| SUPPLIED INFORMATION |
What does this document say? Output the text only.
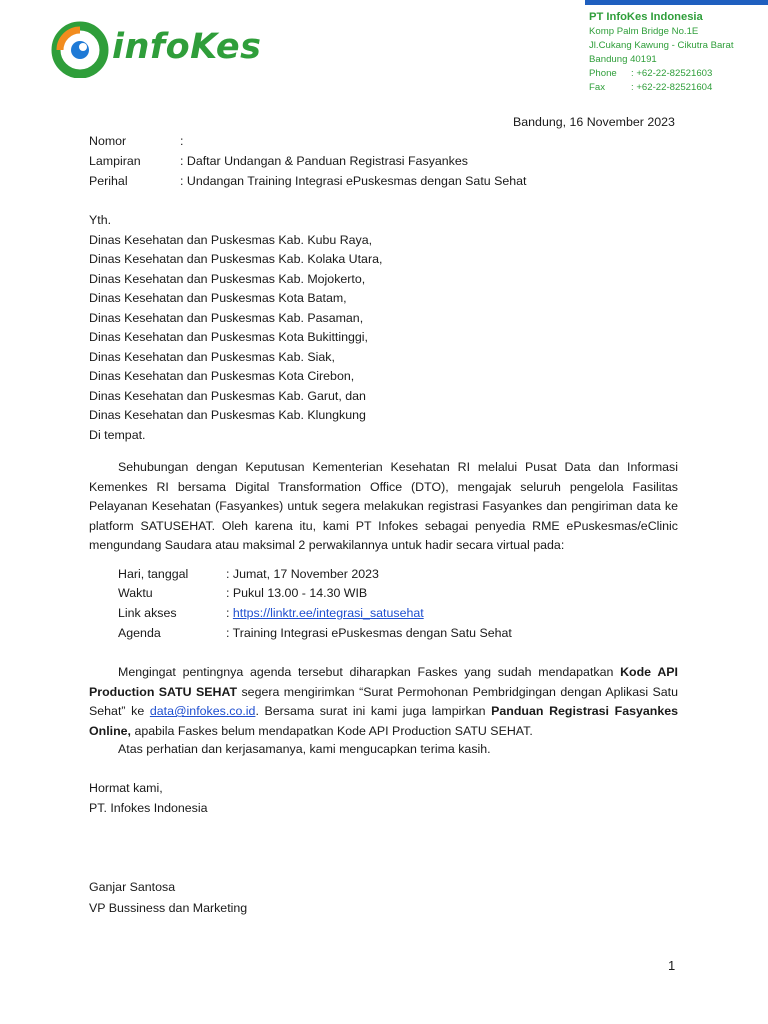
infoKes
PT InfoKes Indonesia
Komp Palm Bridge No.1E
Jl.Cukang Kawung - Cikutra Barat
Bandung 40191
Phone : +62-22-82521603
Fax	: +62-22-82521604
Bandung, 16 November 2023
Nomor	:
Lampiran	: Daftar Undangan & Panduan Registrasi Fasyankes
Perihal	: Undangan Training Integrasi ePuskesmas dengan Satu Sehat
Yth.
Dinas Kesehatan dan Puskesmas Kab. Kubu Raya,
Dinas Kesehatan dan Puskesmas Kab. Kolaka Utara,
Dinas Kesehatan dan Puskesmas Kab. Mojokerto,
Dinas Kesehatan dan Puskesmas Kota Batam,
Dinas Kesehatan dan Puskesmas Kab. Pasaman,
Dinas Kesehatan dan Puskesmas Kota Bukittinggi,
Dinas Kesehatan dan Puskesmas Kab. Siak,
Dinas Kesehatan dan Puskesmas Kota Cirebon,
Dinas Kesehatan dan Puskesmas Kab. Garut, dan
Dinas Kesehatan dan Puskesmas Kab. Klungkung
Di tempat.

Sehubungan dengan Keputusan Kementerian Kesehatan RI melalui Pusat Data dan Informasi Kemenkes RI bersama Digital Transformation Office (DTO), mengajak seluruh pengelola Fasilitas Pelayanan Kesehatan (Fasyankes) untuk segera melakukan registrasi Fasyankes dan pengiriman data ke platform SATUSEHAT. Oleh karena itu, kami PT Infokes sebagai penyedia RME ePuskesmas/eClinic mengundang Saudara atau maksimal 2 perwakilannya untuk hadir secara virtual pada:

Hari, tanggal	: Jumat, 17 November 2023
Waktu	: Pukul 13.00 - 14.30 WIB
Link akses	: https://linktr.ee/integrasi_satusehat
Agenda	: Training Integrasi ePuskesmas dengan Satu Sehat

Mengingat pentingnya agenda tersebut diharapkan Faskes yang sudah mendapatkan Kode API Production SATU SEHAT segera mengirimkan “Surat Permohonan Pembridgingan dengan Aplikasi Satu Sehat” ke data@infokes.co.id. Bersama surat ini kami juga lampirkan Panduan Registrasi Fasyankes Online, apabila Faskes belum mendapatkan Kode API Production SATU SEHAT.

Atas perhatian dan kerjasamanya, kami mengucapkan terima kasih.
Hormat kami,
PT. Infokes Indonesia
Ganjar Santosa
VP Bussiness dan Marketing
1
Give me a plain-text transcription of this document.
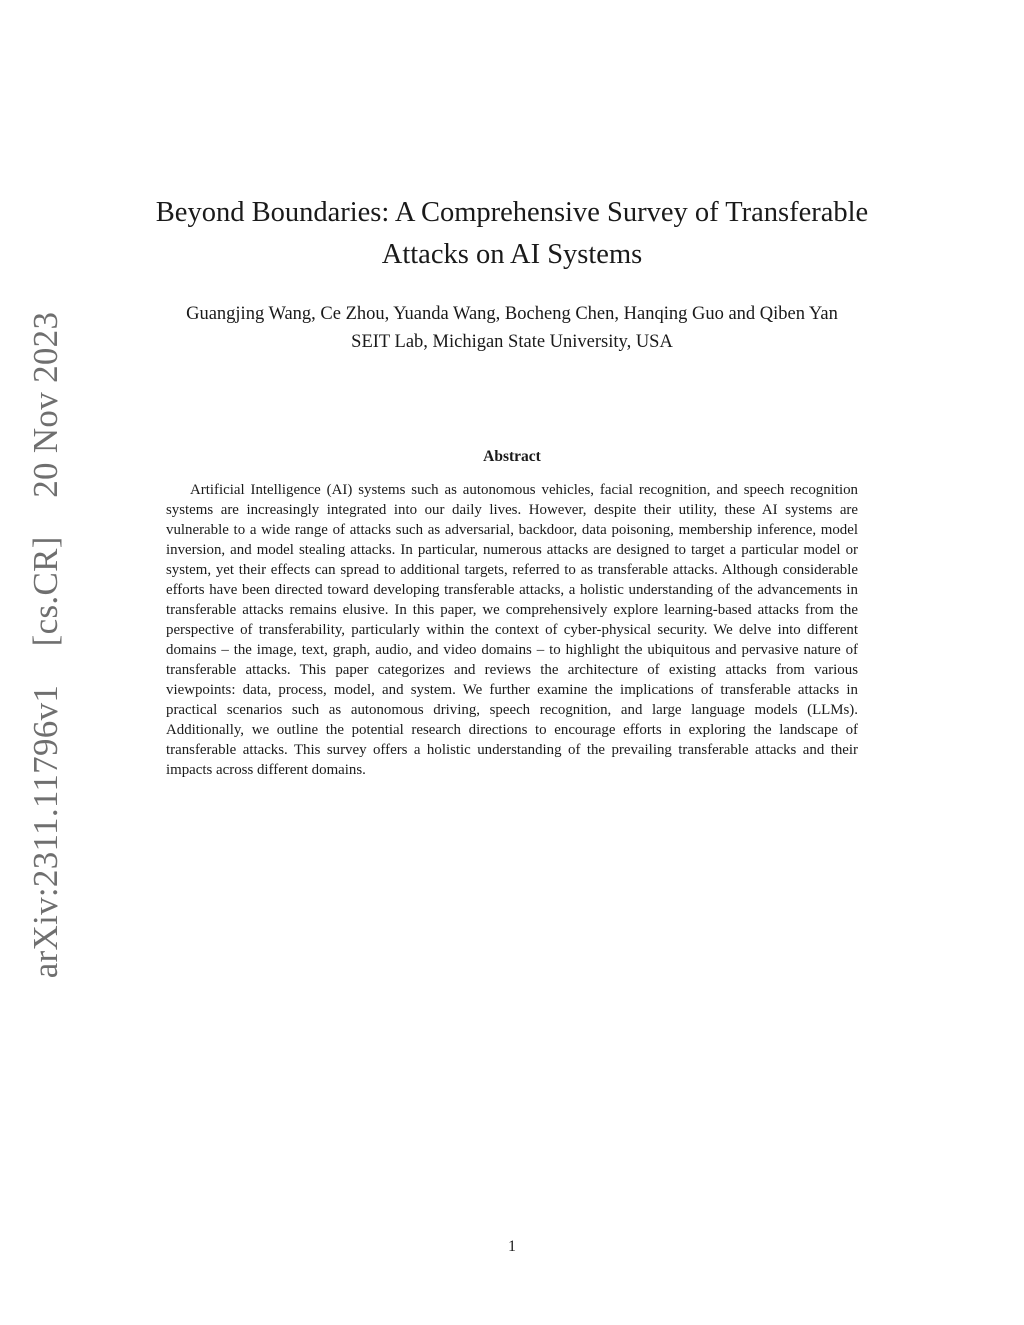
arXiv:2311.11796v1[cs.CR]20 Nov 2023
Beyond Boundaries: A Comprehensive Survey of Transferable Attacks on AI Systems
Guangjing Wang, Ce Zhou, Yuanda Wang, Bocheng Chen, Hanqing Guo and Qiben Yan
SEIT Lab, Michigan State University, USA
Abstract

Artificial Intelligence (AI) systems such as autonomous vehicles, facial recognition, and speech recognition systems are increasingly integrated into our daily lives. However, despite their utility, these AI systems are vulnerable to a wide range of attacks such as adversarial, backdoor, data poisoning, membership inference, model inversion, and model stealing attacks. In particular, numerous attacks are designed to target a particular model or system, yet their effects can spread to additional targets, referred to as transferable attacks. Although considerable efforts have been directed toward developing transferable attacks, a holistic understanding of the advancements in transferable attacks remains elusive. In this paper, we comprehensively explore learning-based attacks from the perspective of transferability, particularly within the context of cyber-physical security. We delve into different domains – the image, text, graph, audio, and video domains – to highlight the ubiquitous and pervasive nature of transferable attacks. This paper categorizes and reviews the architecture of existing attacks from various viewpoints: data, process, model, and system. We further examine the implications of transferable attacks in practical scenarios such as autonomous driving, speech recognition, and large language models (LLMs). Additionally, we outline the potential research directions to encourage efforts in exploring the landscape of transferable attacks. This survey offers a holistic understanding of the prevailing transferable attacks and their impacts across different domains.

1
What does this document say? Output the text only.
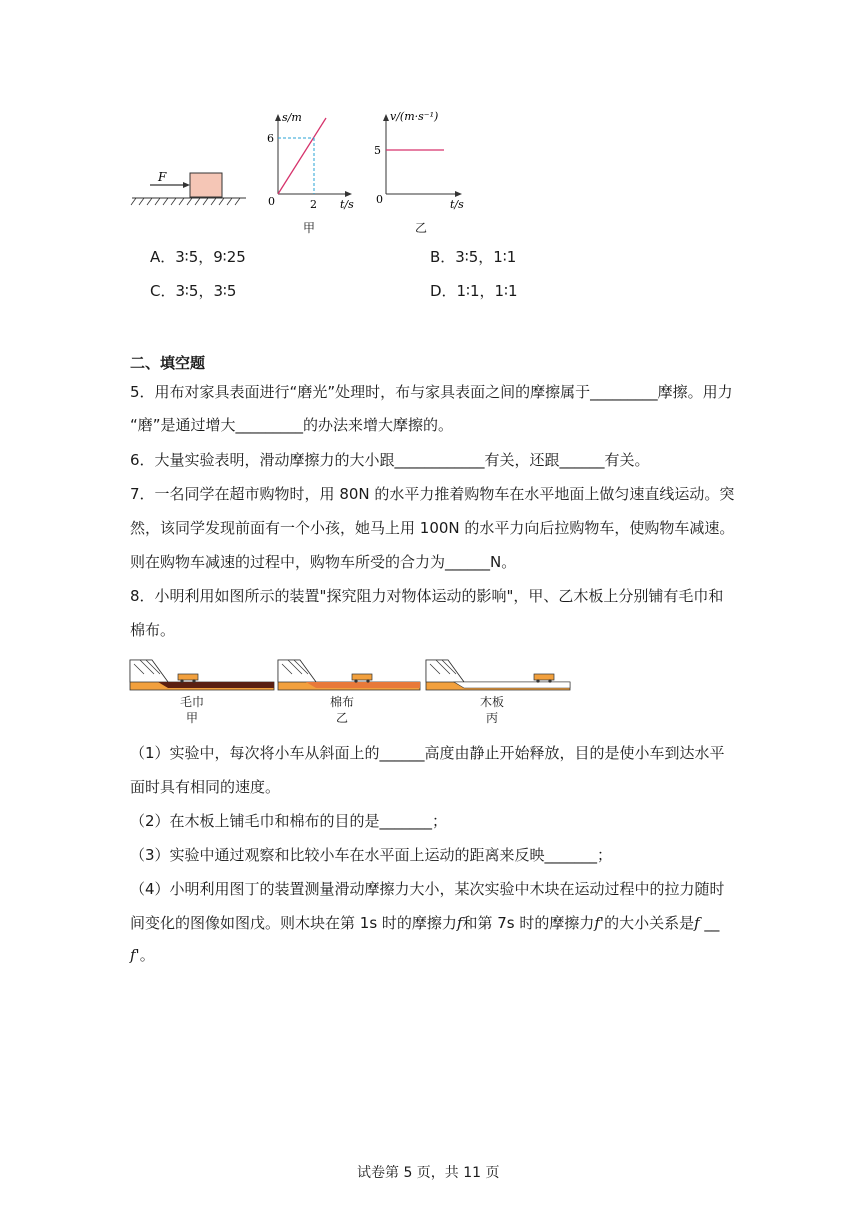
F
s/m
t/s
0
6
2
甲
v/(m·s⁻¹)
t/s
0
5
乙
A．3∶5，9∶25	B．3∶5，1∶1
C．3∶5，3∶5	D．1∶1，1∶1
二、填空题
5．用布对家具表面进行“磨光”处理时，布与家具表面之间的摩擦属于_________摩擦。用力
“磨”是通过增大_________的办法来增大摩擦的。
6．大量实验表明，滑动摩擦力的大小跟____________有关，还跟______有关。
7．一名同学在超市购物时，用 80N 的水平力推着购物车在水平地面上做匀速直线运动。突
然，该同学发现前面有一个小孩，她马上用 100N 的水平力向后拉购物车，使购物车减速。
则在购物车减速的过程中，购物车所受的合力为______N。
8．小明利用如图所示的装置"探究阻力对物体运动的影响"，甲、乙木板上分别铺有毛巾和
棉布。
毛巾
甲
棉布
乙
木板
丙
（1）实验中，每次将小车从斜面上的______高度由静止开始释放，目的是使小车到达水平
面时具有相同的速度。
（2）在木板上铺毛巾和棉布的目的是_______；
（3）实验中通过观察和比较小车在水平面上运动的距离来反映_______；
（4）小明利用图丁的装置测量滑动摩擦力大小，某次实验中木块在运动过程中的拉力随时
间变化的图像如图戊。则木块在第 1s 时的摩擦力f和第 7s 时的摩擦力f'的大小关系是f __
f'。
试卷第 5 页，共 11 页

| WHAT IS NEEDED |
Find the lines containing "Bandung" and pull them out.

| FINISHED TASK |
Bandung 40191
Bandung, 16 November 2023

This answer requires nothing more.